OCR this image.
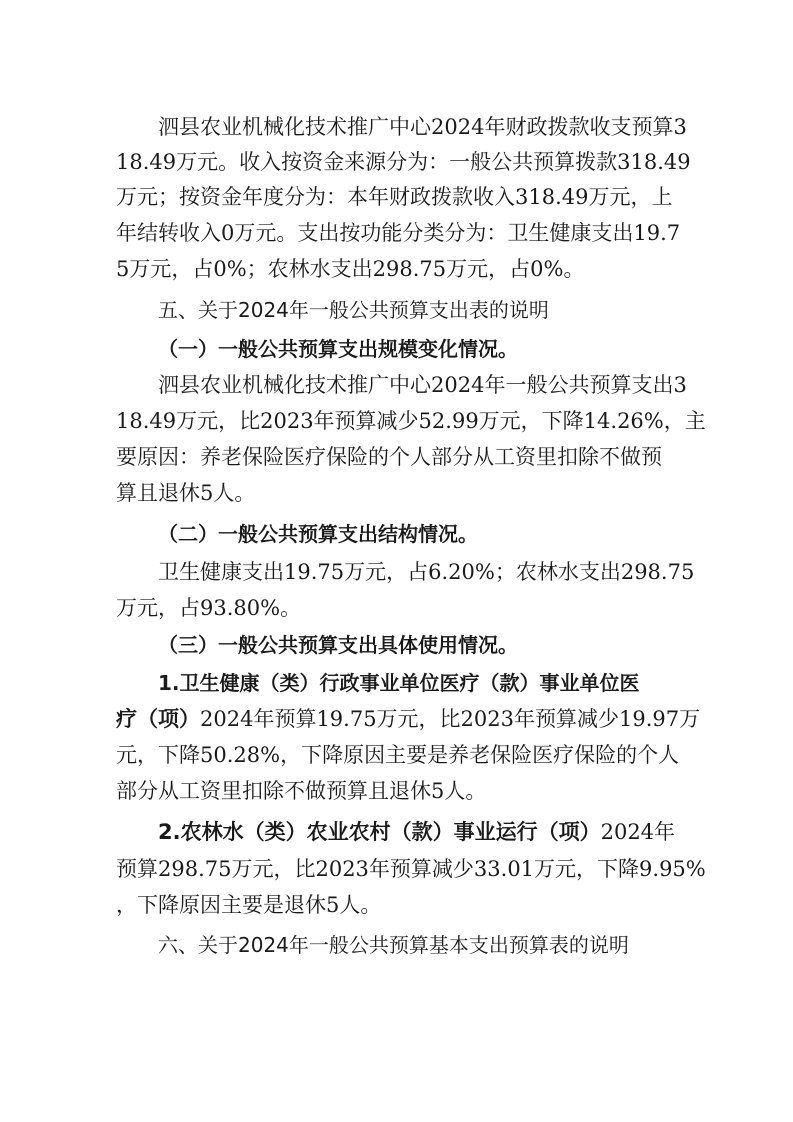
泗县农业机械化技术推广中心2024年财政拨款收支预算3

18.49万元。收入按资金来源分为：一般公共预算拨款318.49

万元；按资金年度分为：本年财政拨款收入318.49万元，上

年结转收入0万元。支出按功能分类分为：卫生健康支出19.7

5万元，占0%；农林水支出298.75万元，占0%。

五、关于2024年一般公共预算支出表的说明

（一）一般公共预算支出规模变化情况。

泗县农业机械化技术推广中心2024年一般公共预算支出3

18.49万元，比2023年预算减少52.99万元，下降14.26%，主

要原因：养老保险医疗保险的个人部分从工资里扣除不做预

算且退休5人。

（二）一般公共预算支出结构情况。

卫生健康支出19.75万元，占6.20%；农林水支出298.75

万元，占93.80%。

（三）一般公共预算支出具体使用情况。

1.卫生健康（类）行政事业单位医疗（款）事业单位医

疗（项）2024年预算19.75万元，比2023年预算减少19.97万

元，下降50.28%，下降原因主要是养老保险医疗保险的个人

部分从工资里扣除不做预算且退休5人。

2.农林水（类）农业农村（款）事业运行（项）2024年

预算298.75万元，比2023年预算减少33.01万元，下降9.95%

，下降原因主要是退休5人。

六、关于2024年一般公共预算基本支出预算表的说明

> **Exercise directions**:
Output every entry exactly as given; pictures are not part of the copy.

> **Response to this exercise**:
OCR this image.
泗县农业机械化技术推广中心2024年财政拨款收支预算3

18.49万元。收入按资金来源分为：一般公共预算拨款318.49

万元；按资金年度分为：本年财政拨款收入318.49万元，上

年结转收入0万元。支出按功能分类分为：卫生健康支出19.7

5万元，占0%；农林水支出298.75万元，占0%。

五、关于2024年一般公共预算支出表的说明

（一）一般公共预算支出规模变化情况。

泗县农业机械化技术推广中心2024年一般公共预算支出3

18.49万元，比2023年预算减少52.99万元，下降14.26%，主

要原因：养老保险医疗保险的个人部分从工资里扣除不做预

算且退休5人。

（二）一般公共预算支出结构情况。

卫生健康支出19.75万元，占6.20%；农林水支出298.75

万元，占93.80%。

（三）一般公共预算支出具体使用情况。

1.卫生健康（类）行政事业单位医疗（款）事业单位医

疗（项）2024年预算19.75万元，比2023年预算减少19.97万

元，下降50.28%，下降原因主要是养老保险医疗保险的个人

部分从工资里扣除不做预算且退休5人。

2.农林水（类）农业农村（款）事业运行（项）2024年

预算298.75万元，比2023年预算减少33.01万元，下降9.95%

，下降原因主要是退休5人。

六、关于2024年一般公共预算基本支出预算表的说明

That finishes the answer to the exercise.